Given task
Which lines have the string "keine"? Copy all of them from the entries below.

* begin Material supplied *

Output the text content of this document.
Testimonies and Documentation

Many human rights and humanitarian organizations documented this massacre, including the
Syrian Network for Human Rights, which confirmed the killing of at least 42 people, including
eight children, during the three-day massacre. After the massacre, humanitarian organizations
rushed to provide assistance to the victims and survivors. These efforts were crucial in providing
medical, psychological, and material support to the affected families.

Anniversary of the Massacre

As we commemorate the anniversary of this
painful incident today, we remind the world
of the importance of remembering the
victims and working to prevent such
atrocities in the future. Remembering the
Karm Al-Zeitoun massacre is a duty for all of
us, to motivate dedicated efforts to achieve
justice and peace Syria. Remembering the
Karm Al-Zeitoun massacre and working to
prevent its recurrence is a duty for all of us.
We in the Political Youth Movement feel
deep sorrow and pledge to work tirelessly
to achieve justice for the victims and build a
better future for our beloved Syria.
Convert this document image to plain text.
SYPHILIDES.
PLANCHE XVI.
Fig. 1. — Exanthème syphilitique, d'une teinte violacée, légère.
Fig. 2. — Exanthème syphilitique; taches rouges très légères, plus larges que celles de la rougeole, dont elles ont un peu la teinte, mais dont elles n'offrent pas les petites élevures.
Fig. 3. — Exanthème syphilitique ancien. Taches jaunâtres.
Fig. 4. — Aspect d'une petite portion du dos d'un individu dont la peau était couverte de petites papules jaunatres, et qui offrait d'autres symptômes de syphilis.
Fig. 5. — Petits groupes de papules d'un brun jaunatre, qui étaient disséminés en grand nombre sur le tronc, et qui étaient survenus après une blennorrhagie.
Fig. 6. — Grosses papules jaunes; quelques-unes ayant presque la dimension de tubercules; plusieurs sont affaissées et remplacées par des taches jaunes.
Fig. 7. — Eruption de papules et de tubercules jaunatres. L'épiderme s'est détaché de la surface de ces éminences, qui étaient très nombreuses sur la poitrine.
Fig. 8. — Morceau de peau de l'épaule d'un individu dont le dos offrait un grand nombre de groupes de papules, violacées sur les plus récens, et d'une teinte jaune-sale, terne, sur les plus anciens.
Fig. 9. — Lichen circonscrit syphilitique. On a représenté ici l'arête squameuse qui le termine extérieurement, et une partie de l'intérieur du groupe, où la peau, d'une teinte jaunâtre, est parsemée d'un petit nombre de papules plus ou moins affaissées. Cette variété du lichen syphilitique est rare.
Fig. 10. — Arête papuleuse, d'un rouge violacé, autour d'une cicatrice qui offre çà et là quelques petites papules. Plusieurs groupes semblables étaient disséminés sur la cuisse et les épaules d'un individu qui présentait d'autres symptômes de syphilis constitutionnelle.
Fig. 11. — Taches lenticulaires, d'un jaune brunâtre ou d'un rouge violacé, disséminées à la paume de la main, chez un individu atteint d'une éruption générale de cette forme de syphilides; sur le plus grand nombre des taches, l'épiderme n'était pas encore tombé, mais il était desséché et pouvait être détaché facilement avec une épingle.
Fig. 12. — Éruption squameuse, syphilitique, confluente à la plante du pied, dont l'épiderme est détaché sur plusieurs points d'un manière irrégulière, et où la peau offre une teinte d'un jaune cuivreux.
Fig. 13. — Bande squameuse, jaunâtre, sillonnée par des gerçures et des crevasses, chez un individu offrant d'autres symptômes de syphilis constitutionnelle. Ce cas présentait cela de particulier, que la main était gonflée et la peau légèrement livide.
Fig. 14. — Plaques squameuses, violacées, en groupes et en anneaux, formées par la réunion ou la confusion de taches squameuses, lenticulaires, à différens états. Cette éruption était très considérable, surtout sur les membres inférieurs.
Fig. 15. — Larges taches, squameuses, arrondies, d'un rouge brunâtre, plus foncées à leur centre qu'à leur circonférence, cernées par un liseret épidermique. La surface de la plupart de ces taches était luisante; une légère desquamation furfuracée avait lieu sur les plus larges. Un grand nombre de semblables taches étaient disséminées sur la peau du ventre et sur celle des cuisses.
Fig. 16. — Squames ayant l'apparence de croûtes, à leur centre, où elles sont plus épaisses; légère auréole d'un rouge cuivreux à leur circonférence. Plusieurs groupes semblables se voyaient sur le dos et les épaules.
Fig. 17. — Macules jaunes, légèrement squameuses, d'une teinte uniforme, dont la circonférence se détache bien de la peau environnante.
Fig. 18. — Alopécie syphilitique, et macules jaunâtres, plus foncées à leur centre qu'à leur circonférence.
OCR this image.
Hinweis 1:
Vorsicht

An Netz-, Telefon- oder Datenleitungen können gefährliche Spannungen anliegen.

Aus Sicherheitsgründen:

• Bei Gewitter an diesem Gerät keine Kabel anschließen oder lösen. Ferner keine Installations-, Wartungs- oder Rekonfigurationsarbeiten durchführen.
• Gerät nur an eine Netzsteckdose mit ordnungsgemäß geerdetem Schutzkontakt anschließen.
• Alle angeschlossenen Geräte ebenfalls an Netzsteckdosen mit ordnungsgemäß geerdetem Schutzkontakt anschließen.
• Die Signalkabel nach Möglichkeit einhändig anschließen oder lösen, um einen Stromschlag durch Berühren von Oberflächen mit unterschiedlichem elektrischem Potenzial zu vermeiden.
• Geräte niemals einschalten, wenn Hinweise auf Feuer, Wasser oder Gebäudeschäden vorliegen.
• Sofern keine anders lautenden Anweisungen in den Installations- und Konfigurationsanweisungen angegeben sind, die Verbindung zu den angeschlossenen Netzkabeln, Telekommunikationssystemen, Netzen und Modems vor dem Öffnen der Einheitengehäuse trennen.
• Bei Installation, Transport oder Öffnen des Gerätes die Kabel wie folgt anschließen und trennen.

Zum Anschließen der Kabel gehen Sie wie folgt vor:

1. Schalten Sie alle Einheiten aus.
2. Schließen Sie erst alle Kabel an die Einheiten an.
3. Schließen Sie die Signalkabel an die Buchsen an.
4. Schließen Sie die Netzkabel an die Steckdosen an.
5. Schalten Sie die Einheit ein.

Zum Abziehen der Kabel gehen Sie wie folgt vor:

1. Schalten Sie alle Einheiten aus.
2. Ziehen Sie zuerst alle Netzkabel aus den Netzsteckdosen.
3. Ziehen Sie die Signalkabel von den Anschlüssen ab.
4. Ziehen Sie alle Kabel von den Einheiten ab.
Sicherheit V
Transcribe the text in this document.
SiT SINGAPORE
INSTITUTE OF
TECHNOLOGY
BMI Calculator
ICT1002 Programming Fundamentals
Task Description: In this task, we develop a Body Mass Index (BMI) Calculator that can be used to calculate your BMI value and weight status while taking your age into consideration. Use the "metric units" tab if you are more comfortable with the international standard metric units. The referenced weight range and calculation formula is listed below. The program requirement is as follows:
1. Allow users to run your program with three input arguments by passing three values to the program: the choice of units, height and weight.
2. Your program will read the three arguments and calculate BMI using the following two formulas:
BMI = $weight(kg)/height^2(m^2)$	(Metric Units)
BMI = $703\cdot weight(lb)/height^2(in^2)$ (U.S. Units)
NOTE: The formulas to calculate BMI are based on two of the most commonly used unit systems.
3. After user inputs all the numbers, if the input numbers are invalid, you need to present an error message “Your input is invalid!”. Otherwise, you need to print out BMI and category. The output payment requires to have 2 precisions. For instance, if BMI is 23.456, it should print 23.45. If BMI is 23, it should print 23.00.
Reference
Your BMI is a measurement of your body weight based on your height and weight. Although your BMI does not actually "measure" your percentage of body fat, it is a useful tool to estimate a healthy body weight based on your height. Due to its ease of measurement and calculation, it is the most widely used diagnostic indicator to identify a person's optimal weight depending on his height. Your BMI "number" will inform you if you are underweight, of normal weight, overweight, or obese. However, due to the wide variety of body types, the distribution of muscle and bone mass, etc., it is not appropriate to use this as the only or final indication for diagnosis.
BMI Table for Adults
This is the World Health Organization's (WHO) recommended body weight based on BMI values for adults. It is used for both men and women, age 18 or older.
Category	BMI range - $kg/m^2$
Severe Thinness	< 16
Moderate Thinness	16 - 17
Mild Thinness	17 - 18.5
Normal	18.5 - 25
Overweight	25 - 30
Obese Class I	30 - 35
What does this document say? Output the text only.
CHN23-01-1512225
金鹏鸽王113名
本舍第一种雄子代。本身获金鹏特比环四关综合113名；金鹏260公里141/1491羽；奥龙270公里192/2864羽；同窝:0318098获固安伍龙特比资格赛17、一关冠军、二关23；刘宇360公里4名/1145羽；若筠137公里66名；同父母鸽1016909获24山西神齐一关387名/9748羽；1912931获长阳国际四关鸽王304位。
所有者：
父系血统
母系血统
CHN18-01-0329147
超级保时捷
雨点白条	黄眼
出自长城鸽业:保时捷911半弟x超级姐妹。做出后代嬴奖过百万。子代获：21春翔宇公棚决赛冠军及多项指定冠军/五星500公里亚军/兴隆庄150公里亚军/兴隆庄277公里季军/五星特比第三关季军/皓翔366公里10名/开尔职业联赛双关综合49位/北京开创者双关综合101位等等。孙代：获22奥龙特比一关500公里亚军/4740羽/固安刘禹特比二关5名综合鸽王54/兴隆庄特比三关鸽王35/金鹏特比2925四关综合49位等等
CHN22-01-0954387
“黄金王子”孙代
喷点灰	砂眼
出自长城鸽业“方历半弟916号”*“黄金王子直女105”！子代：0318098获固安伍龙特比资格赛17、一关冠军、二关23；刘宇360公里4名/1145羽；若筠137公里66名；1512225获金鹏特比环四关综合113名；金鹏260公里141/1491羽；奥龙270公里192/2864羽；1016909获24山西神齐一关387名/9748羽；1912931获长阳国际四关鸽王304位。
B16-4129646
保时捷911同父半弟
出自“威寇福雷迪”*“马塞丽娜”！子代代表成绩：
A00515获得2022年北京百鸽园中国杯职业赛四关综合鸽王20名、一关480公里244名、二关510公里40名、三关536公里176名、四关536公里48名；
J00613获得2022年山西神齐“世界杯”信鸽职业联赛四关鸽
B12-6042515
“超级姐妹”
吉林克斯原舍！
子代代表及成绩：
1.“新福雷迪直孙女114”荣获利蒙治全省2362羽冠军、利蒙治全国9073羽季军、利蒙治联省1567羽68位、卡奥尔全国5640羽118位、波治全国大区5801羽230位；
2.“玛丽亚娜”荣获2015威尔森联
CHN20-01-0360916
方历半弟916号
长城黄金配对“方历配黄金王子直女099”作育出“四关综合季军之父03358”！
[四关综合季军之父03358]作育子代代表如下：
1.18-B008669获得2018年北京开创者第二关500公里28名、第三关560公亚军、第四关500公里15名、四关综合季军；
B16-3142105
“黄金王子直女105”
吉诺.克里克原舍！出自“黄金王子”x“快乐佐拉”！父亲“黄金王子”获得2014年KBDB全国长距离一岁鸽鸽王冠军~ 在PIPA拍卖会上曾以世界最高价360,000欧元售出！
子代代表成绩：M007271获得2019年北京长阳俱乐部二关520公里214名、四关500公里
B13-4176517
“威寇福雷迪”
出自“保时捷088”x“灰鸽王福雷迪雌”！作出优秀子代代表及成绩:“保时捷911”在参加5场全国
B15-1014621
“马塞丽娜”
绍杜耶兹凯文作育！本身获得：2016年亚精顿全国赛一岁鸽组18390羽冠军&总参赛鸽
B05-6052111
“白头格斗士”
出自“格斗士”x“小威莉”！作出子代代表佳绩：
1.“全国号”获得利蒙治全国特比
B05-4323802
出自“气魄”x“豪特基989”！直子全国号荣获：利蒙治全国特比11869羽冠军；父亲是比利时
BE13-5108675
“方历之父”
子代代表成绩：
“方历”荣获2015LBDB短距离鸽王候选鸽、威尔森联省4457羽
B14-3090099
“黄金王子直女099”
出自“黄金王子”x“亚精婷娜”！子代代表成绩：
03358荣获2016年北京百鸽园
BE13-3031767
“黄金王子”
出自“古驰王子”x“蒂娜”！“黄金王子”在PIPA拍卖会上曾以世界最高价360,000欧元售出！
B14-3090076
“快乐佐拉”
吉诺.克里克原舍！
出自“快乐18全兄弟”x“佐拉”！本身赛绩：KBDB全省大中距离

* end Material supplied *

Completed task
• Bei Gewitter an diesem Gerät keine Kabel anschließen oder lösen. Ferner keine Installations-, Wartungs- oder Rekonfigurationsarbeiten durchführen.
• Sofern keine anders lautenden Anweisungen in den Installations- und Konfigurationsanweisungen angegeben sind, die Verbindung zu den angeschlossenen Netzkabeln, Telekommunikationssystemen, Netzen und Modems vor dem Öffnen der Einheitengehäuse trennen.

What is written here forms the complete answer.